From the entries below, please gather each line containing the string "What".

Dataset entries
=-=-=

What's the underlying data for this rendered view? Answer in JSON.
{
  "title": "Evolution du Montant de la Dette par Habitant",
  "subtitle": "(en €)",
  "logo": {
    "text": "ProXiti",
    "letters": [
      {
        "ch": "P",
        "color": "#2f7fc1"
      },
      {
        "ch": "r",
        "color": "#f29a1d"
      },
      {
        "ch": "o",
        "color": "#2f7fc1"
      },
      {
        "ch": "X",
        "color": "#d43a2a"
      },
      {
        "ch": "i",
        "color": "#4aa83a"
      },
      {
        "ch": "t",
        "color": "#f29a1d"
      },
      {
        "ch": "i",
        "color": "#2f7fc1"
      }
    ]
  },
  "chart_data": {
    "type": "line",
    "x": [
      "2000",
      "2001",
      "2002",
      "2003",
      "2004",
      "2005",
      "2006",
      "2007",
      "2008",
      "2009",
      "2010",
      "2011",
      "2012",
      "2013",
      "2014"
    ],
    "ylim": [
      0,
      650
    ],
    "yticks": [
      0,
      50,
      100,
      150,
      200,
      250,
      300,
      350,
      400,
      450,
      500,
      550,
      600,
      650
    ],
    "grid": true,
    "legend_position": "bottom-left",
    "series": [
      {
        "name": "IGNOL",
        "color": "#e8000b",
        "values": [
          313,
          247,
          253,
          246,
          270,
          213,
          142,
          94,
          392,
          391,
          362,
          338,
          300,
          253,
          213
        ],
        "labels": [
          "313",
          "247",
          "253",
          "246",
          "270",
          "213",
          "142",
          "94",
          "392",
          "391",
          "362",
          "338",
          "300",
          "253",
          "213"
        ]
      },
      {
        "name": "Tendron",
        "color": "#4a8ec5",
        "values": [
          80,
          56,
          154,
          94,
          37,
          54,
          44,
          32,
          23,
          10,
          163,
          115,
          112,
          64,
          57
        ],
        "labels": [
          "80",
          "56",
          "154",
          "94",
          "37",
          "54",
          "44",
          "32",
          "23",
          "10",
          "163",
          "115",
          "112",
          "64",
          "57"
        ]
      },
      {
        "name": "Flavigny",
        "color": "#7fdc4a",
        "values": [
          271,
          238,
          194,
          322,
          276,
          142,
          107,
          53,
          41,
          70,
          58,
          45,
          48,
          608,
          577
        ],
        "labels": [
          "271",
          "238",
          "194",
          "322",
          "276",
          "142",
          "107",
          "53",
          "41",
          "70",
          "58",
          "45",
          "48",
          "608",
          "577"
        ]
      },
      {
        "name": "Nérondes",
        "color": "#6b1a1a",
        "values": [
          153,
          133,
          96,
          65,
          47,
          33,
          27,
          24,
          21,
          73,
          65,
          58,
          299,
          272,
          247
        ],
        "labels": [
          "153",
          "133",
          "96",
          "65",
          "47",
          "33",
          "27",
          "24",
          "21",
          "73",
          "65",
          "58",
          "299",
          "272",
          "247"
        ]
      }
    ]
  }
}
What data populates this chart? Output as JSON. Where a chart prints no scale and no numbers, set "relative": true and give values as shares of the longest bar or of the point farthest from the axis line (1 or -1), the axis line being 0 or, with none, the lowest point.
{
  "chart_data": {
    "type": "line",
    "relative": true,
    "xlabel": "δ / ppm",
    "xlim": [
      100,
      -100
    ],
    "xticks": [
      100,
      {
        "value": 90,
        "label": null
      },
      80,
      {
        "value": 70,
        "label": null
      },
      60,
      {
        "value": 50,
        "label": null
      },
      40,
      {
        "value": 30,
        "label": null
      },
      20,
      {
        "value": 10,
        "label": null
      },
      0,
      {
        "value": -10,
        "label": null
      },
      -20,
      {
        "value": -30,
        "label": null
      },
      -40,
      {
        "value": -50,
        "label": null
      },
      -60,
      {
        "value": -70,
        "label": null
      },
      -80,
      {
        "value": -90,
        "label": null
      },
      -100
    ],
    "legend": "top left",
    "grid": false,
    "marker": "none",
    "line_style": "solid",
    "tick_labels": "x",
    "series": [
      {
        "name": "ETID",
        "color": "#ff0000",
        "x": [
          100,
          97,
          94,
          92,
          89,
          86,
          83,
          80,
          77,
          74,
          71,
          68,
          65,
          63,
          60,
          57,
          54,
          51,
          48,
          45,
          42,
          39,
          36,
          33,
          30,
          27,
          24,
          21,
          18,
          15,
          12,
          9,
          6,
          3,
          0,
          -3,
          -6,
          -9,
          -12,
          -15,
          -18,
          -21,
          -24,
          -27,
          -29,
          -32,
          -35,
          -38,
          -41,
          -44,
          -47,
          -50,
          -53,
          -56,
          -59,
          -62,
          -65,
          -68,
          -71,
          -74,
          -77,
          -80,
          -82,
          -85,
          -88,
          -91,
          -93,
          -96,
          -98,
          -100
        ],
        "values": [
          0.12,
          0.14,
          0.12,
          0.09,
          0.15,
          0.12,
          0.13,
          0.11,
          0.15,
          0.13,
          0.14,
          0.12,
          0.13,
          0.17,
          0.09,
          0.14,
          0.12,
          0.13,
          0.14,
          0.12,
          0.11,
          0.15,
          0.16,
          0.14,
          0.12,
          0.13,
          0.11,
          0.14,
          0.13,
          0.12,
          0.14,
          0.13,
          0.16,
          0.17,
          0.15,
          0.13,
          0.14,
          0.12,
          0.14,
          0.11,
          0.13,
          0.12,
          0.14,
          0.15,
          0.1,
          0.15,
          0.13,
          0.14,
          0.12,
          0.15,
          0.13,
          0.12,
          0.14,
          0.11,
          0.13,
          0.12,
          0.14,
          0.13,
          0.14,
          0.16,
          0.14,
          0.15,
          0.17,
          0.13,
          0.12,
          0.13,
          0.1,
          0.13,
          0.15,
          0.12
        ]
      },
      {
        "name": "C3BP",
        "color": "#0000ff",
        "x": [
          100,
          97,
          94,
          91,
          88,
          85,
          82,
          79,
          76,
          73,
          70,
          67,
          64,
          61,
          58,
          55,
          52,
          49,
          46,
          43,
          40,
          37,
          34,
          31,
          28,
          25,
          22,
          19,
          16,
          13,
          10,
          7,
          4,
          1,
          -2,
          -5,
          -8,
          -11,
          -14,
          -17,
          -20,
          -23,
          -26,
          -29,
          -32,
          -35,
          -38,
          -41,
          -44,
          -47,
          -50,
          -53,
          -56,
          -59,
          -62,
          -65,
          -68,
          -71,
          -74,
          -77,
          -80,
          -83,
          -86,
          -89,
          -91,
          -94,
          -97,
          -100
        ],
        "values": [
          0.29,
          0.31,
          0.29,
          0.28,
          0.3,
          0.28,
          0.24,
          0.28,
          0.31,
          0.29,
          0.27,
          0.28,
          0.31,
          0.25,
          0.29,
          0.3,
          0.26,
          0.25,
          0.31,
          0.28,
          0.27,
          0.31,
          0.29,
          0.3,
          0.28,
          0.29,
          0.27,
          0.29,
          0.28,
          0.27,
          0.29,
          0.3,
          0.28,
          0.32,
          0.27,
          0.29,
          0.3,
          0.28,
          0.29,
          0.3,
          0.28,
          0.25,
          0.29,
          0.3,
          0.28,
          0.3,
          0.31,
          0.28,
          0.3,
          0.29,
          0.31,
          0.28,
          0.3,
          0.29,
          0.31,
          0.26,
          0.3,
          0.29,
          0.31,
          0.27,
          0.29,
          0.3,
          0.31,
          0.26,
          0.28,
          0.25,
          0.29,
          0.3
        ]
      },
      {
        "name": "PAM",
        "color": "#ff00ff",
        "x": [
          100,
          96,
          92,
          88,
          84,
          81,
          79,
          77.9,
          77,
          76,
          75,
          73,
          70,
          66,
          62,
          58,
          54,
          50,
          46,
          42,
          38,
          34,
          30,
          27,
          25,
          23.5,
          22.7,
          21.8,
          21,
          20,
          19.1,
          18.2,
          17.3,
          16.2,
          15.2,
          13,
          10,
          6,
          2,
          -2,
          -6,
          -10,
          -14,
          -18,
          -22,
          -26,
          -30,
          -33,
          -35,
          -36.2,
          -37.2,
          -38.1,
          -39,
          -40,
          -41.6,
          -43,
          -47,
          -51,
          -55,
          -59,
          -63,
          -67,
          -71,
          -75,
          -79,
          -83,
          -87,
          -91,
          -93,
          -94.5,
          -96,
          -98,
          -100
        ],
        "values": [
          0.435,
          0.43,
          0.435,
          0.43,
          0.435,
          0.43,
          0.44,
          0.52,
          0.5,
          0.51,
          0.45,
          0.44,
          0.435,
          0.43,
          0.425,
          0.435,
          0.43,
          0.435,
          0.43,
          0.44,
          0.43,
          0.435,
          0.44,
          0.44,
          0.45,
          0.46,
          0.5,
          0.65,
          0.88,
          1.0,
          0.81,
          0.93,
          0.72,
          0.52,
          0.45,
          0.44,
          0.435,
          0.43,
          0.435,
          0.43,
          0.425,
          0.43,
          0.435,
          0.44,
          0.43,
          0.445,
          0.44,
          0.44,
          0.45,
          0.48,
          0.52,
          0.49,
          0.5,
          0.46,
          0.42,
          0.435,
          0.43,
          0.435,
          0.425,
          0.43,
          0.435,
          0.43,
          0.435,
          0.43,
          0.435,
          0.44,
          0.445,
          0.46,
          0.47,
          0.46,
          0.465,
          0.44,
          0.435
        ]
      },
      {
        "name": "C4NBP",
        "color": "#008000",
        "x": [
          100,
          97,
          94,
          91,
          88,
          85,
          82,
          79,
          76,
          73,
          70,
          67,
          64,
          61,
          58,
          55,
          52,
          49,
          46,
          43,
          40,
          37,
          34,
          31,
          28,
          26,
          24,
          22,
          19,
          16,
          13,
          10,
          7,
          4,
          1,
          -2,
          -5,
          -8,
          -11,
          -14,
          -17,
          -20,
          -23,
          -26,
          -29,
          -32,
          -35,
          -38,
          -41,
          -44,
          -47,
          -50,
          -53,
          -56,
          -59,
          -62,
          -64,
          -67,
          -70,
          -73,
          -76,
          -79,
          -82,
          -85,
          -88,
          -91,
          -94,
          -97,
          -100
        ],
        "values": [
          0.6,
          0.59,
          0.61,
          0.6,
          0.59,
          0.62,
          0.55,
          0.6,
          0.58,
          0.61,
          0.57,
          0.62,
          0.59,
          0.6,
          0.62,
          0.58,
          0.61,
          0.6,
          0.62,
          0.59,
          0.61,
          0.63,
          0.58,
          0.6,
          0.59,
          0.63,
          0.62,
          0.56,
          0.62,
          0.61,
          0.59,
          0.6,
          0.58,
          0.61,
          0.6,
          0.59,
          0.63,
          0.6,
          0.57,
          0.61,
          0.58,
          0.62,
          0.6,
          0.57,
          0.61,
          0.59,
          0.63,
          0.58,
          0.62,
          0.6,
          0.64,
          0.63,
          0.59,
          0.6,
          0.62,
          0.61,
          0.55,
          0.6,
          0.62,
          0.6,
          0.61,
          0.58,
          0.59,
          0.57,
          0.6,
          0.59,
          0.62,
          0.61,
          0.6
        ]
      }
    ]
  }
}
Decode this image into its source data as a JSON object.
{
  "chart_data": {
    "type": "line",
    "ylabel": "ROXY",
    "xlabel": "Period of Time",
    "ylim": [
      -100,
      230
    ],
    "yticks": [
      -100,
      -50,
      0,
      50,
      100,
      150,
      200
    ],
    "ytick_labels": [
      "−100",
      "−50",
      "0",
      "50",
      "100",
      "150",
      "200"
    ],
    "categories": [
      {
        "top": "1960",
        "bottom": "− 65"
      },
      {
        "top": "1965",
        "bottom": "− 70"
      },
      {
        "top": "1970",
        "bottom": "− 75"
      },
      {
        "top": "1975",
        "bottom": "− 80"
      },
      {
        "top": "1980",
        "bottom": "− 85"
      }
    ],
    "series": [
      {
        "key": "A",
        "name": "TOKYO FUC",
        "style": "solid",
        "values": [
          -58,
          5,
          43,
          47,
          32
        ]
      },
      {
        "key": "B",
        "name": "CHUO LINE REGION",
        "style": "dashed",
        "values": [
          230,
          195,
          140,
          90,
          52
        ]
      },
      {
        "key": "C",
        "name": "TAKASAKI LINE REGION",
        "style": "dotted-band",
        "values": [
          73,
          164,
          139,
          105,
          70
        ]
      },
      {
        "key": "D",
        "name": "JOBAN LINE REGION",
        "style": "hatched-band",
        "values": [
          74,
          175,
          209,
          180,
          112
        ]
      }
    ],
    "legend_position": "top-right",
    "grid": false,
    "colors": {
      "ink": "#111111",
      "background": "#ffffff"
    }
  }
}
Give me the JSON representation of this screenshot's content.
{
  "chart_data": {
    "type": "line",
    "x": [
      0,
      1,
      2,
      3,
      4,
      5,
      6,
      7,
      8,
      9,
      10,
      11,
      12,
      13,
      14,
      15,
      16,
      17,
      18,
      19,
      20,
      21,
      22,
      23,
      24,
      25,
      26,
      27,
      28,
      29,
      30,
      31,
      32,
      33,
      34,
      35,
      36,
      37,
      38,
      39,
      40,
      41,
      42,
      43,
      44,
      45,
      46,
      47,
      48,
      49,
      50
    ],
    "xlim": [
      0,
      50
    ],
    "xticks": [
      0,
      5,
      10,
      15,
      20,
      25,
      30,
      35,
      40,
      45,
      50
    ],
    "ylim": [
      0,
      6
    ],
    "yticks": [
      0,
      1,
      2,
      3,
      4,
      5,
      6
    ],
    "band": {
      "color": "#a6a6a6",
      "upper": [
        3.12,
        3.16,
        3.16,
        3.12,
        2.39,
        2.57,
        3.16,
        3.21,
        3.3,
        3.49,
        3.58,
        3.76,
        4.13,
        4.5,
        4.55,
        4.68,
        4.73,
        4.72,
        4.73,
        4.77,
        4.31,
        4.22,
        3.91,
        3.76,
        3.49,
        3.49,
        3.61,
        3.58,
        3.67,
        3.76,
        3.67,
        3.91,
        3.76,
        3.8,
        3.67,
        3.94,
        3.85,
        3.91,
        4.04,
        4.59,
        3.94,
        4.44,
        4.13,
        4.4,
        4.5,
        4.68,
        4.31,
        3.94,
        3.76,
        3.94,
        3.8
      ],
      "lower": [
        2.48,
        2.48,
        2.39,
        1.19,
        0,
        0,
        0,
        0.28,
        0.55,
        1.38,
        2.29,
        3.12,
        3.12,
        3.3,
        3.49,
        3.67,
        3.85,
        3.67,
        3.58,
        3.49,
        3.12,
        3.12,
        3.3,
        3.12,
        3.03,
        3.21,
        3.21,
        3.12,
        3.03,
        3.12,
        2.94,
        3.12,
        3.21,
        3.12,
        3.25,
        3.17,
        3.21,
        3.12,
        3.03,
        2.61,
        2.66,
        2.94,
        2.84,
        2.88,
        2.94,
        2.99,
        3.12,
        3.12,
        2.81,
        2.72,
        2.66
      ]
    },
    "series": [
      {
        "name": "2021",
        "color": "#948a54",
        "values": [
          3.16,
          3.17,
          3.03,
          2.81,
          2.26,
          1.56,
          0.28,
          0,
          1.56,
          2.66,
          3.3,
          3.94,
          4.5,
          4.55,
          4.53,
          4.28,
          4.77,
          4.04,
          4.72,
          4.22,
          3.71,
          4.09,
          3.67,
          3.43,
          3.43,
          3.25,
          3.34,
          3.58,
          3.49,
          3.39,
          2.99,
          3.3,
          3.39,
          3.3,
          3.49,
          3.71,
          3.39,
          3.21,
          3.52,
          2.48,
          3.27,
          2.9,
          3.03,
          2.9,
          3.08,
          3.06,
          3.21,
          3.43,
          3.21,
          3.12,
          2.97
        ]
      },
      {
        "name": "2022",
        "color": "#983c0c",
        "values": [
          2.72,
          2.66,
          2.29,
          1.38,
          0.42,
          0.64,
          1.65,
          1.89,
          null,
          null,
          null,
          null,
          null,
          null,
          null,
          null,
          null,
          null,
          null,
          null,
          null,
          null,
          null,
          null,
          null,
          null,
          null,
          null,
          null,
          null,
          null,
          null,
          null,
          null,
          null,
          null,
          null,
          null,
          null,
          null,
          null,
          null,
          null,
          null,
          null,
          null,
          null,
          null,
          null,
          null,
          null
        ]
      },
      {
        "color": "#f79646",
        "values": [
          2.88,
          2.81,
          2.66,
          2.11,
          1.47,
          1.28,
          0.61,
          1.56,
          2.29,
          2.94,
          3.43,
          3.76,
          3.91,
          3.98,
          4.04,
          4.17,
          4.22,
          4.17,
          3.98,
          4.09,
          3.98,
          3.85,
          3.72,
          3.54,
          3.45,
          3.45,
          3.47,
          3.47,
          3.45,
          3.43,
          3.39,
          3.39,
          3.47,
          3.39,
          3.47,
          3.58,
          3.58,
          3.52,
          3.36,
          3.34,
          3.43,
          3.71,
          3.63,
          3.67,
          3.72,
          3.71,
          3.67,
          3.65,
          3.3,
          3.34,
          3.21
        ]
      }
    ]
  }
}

=-=-=

» **Full answer**
What's the underlying data for this rendered view? Answer in JSON.
What data populates this chart? Output as JSON. Where a chart prints no scale and no numbers, set "relative": true and give values as shares of the longest bar or of the point farthest from the axis line (1 or -1), the axis line being 0 or, with none, the lowest point.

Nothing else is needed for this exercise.